Short problem —
Which lines hold the word "stress"? Copy each one.

Rows —
-- START --

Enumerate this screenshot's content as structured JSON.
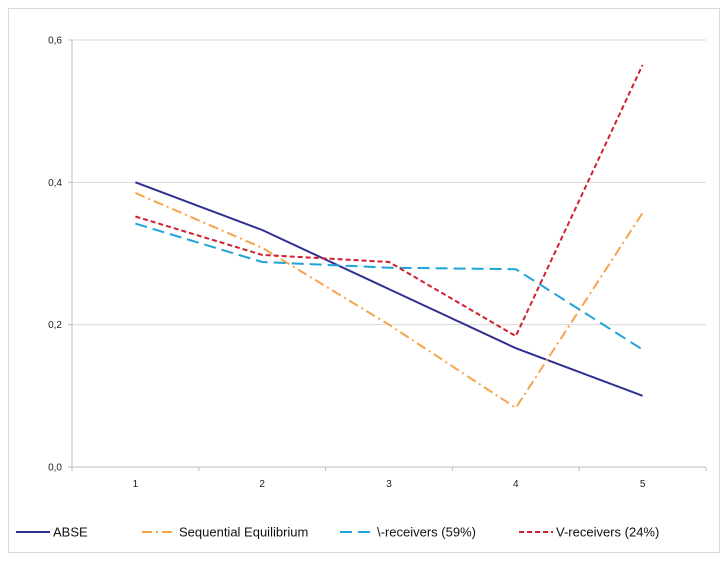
{
  "chart_data": {
    "type": "line",
    "title": "",
    "xlabel": "",
    "ylabel": "",
    "categories": [
      "1",
      "2",
      "3",
      "4",
      "5"
    ],
    "ylim": [
      0,
      0.6
    ],
    "y_ticks": [
      "0,0",
      "0,2",
      "0,4",
      "0,6"
    ],
    "grid": "horizontal",
    "legend": "bottom",
    "series": [
      {
        "name": "ABSE",
        "values": [
          0.4,
          0.333,
          0.25,
          0.167,
          0.1
        ],
        "color": "#2e3192",
        "dash": "solid"
      },
      {
        "name": "Sequential Equilibrium",
        "values": [
          0.385,
          0.308,
          0.2,
          0.083,
          0.357
        ],
        "color": "#f7a34c",
        "dash": "dash-dot"
      },
      {
        "name": "\\-receivers (59%)",
        "values": [
          0.342,
          0.288,
          0.28,
          0.278,
          0.165
        ],
        "color": "#1fa3d8",
        "dash": "long-dash"
      },
      {
        "name": "V-receivers (24%)",
        "values": [
          0.352,
          0.298,
          0.288,
          0.184,
          0.565
        ],
        "color": "#d02030",
        "dash": "short-dash"
      }
    ]
  }
}
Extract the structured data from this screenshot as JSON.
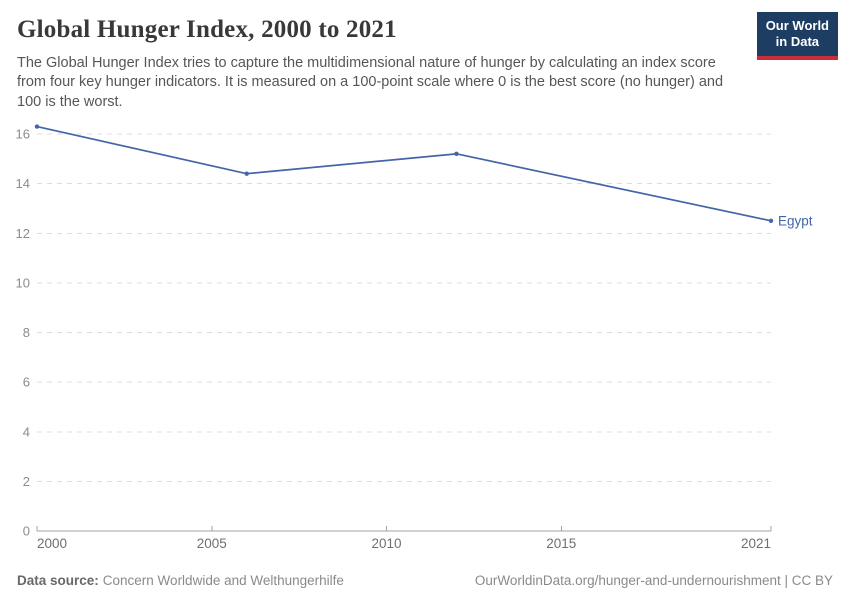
{
  "header": {
    "title": "Global Hunger Index, 2000 to 2021",
    "subtitle": "The Global Hunger Index tries to capture the multidimensional nature of hunger by calculating an index score\nfrom four key hunger indicators. It is measured on a 100-point scale where 0 is the best score (no hunger) and\n100 is the worst."
  },
  "logo": {
    "line1": "Our World",
    "line2": "in Data",
    "bg_color": "#1d3d63",
    "bar_color": "#cb2d3a"
  },
  "chart_data": {
    "type": "line",
    "title": "Global Hunger Index, 2000 to 2021",
    "xlabel": "",
    "ylabel": "",
    "x_ticks": [
      2000,
      2005,
      2010,
      2015,
      2021
    ],
    "y_ticks": [
      0,
      2,
      4,
      6,
      8,
      10,
      12,
      14,
      16
    ],
    "xlim": [
      2000,
      2021
    ],
    "ylim": [
      0,
      16
    ],
    "grid": true,
    "series": [
      {
        "name": "Egypt",
        "color": "#4266a8",
        "x": [
          2000,
          2006,
          2012,
          2021
        ],
        "values": [
          16.3,
          14.4,
          15.2,
          12.5
        ]
      }
    ],
    "end_label": "Egypt"
  },
  "colors": {
    "grid": "#dcdcdc",
    "axis": "#a3a3a3",
    "y_tick_text": "#8c8c8c",
    "x_tick_text": "#6f6f6f"
  },
  "footer": {
    "source_label": "Data source:",
    "source_value": "Concern Worldwide and Welthungerhilfe",
    "link": "OurWorldinData.org/hunger-and-undernourishment | CC BY"
  }
}
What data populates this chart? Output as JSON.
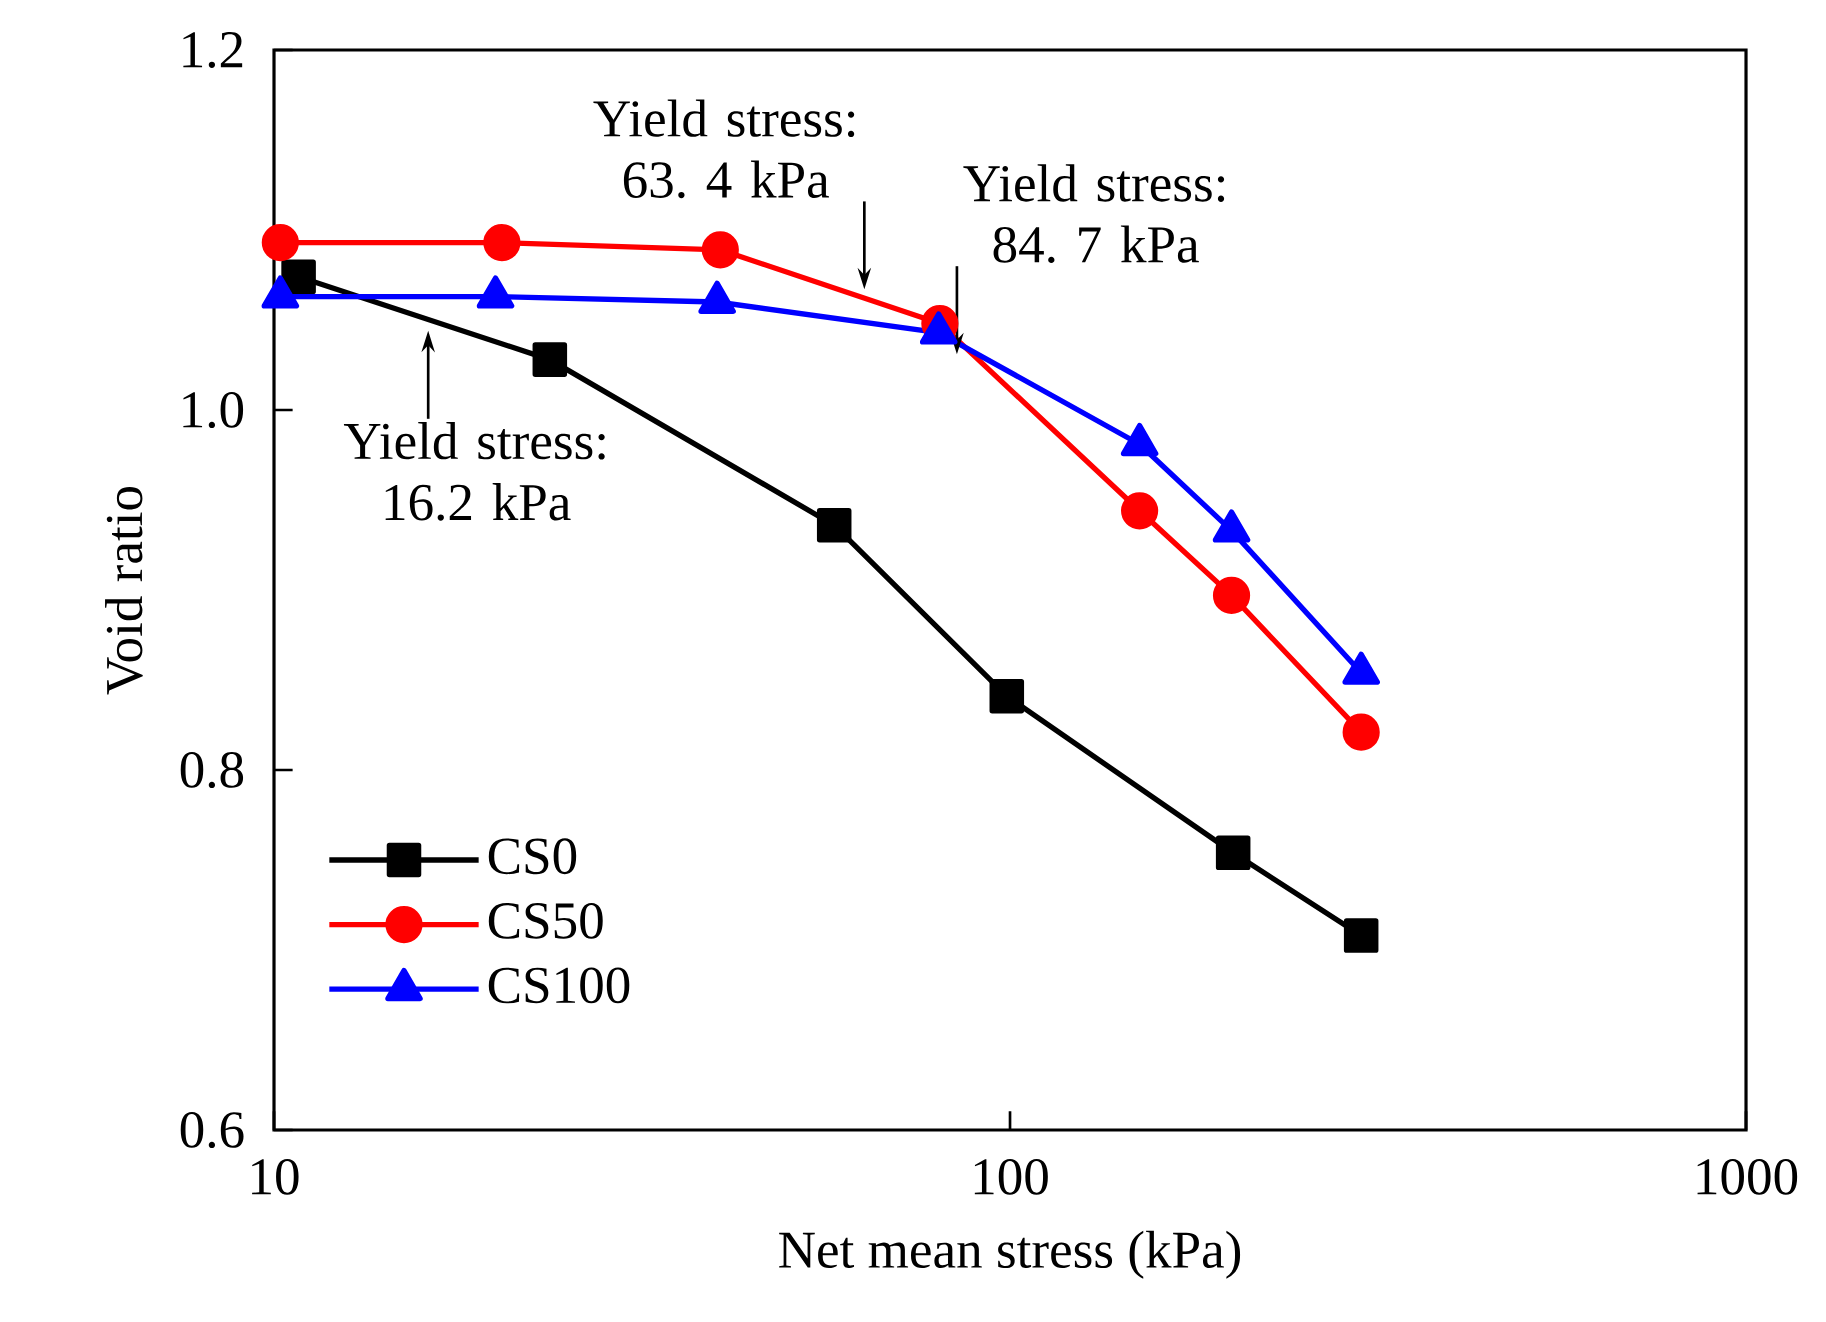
{
  "chart_data": {
    "type": "line",
    "xlabel": "Net mean stress (kPa)",
    "ylabel": "Void ratio",
    "log": "x",
    "xlim": [
      10,
      1000
    ],
    "ylim": [
      0.6,
      1.2
    ],
    "xticks": [
      10,
      100,
      1000
    ],
    "yticks": [
      0.6,
      0.8,
      {
        "value": 1.0,
        "label": "1.0"
      },
      1.2
    ],
    "grid": false,
    "legend": "bottom left",
    "line_style": "solid",
    "series": [
      {
        "name": "CS0",
        "color": "#000000",
        "marker": "square",
        "x": [
          10.8,
          23.7,
          57.7,
          99,
          201,
          300
        ],
        "values": [
          1.074,
          1.028,
          0.936,
          0.841,
          0.754,
          0.708
        ]
      },
      {
        "name": "CS50",
        "color": "#ff0000",
        "marker": "circle",
        "x": [
          10.2,
          20.4,
          40.4,
          80.3,
          150,
          200,
          300
        ],
        "values": [
          1.093,
          1.093,
          1.089,
          1.048,
          0.944,
          0.897,
          0.821
        ]
      },
      {
        "name": "CS100",
        "color": "#0000ff",
        "marker": "triangle",
        "x": [
          10.2,
          20,
          40,
          80,
          150,
          200,
          300
        ],
        "values": [
          1.063,
          1.063,
          1.06,
          1.043,
          0.981,
          0.933,
          0.854
        ]
      }
    ],
    "annotations": [
      {
        "text": "Yield stress: 16.2 kPa",
        "x": 16.2,
        "y": 1.044
      },
      {
        "text": "Yield stress: 63. 4 kPa",
        "x": 63.4,
        "y": 1.067
      },
      {
        "text": "Yield stress: 84. 7 kPa",
        "x": 84.7,
        "y": 1.031
      }
    ]
  }
}
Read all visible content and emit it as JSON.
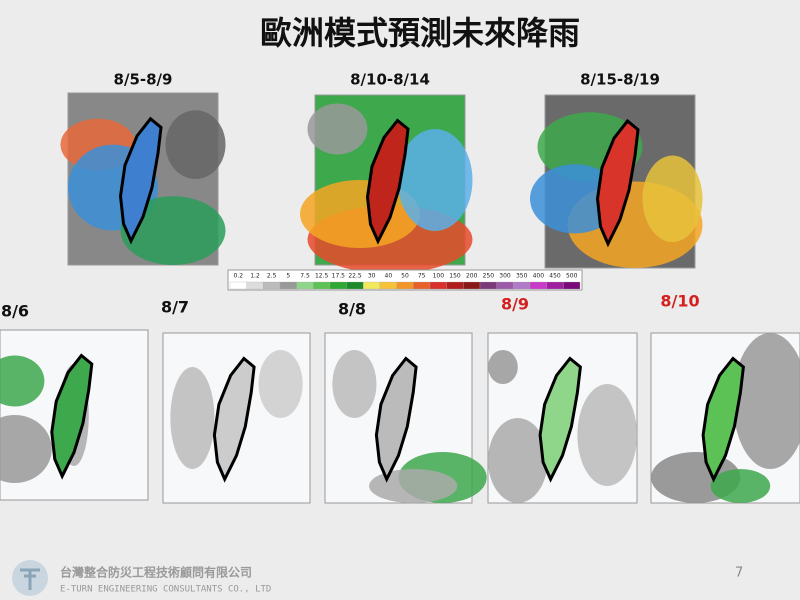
{
  "title": "歐洲模式預測未來降雨",
  "period_maps": [
    {
      "label": "8/5-8/9"
    },
    {
      "label": "8/10-8/14"
    },
    {
      "label": "8/15-8/19"
    }
  ],
  "colorbar": {
    "labels": [
      "0.2",
      "1.2",
      "2.5",
      "5",
      "7.5",
      "12.5",
      "17.5",
      "22.5",
      "30",
      "40",
      "50",
      "75",
      "100",
      "150",
      "200",
      "250",
      "300",
      "350",
      "400",
      "450",
      "500"
    ]
  },
  "daily_maps": [
    {
      "label": "8/6"
    },
    {
      "label": "8/7"
    },
    {
      "label": "8/8"
    },
    {
      "label": "8/9"
    },
    {
      "label": "8/10"
    }
  ],
  "footer": {
    "company": "台灣整合防災工程技術顧問有限公司",
    "company_en": "E-TURN ENGINEERING CONSULTANTS CO., LTD",
    "page": "7"
  }
}
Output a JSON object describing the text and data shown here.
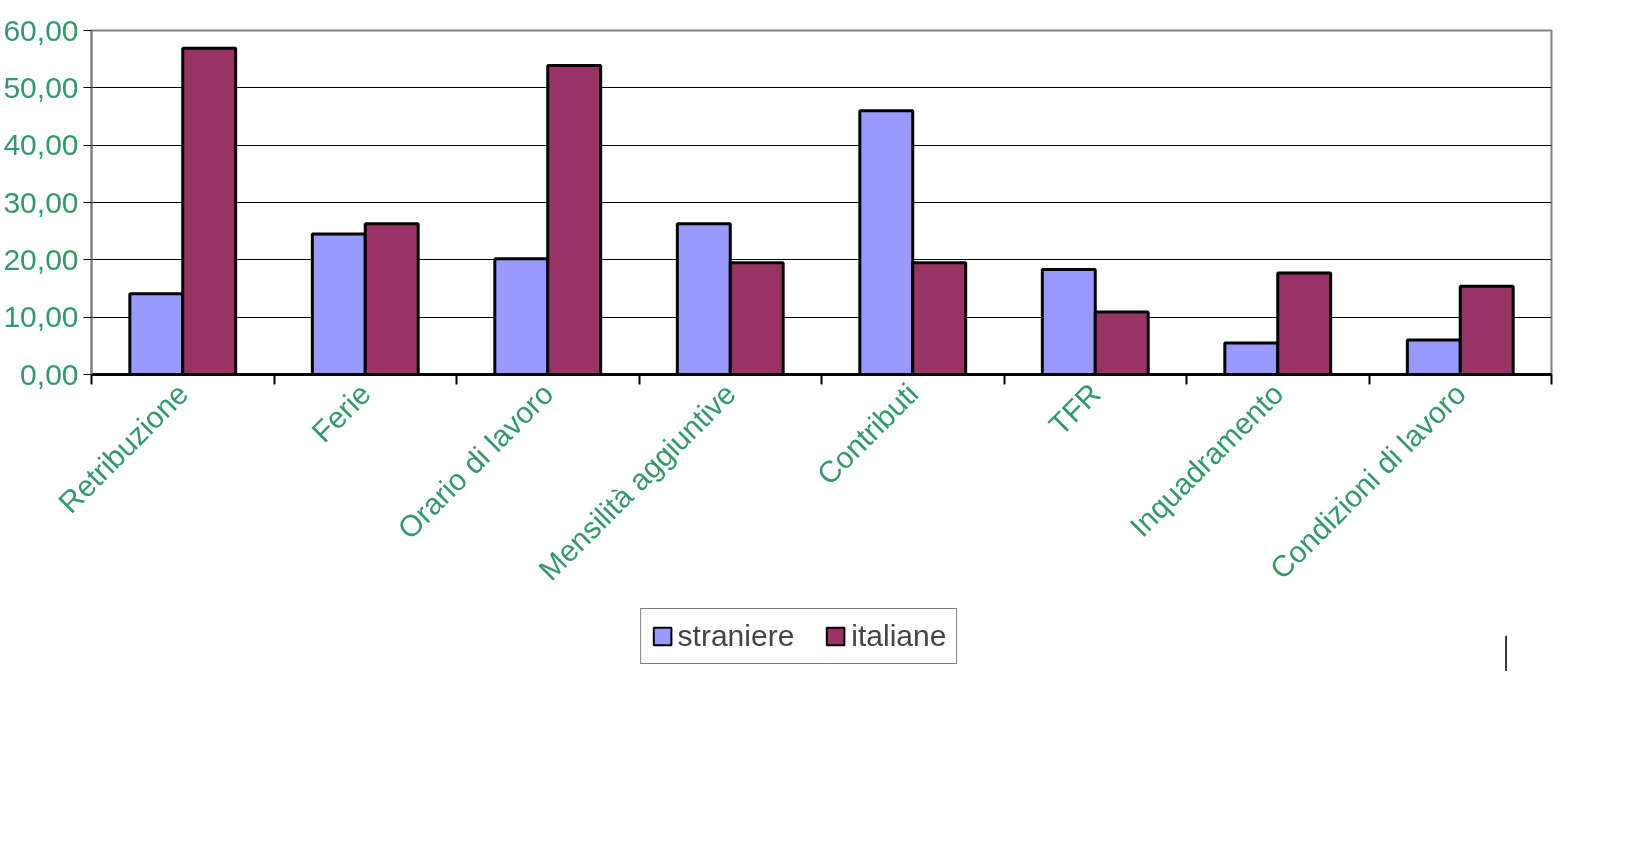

-- END --

Result of this task —
    "xlabel": "Net mean stress (kPa)",
        "text": "Yield stress: 16.2 kPa",
        "text": "Yield stress: 63. 4 kPa",
        "text": "Yield stress: 84. 7 kPa",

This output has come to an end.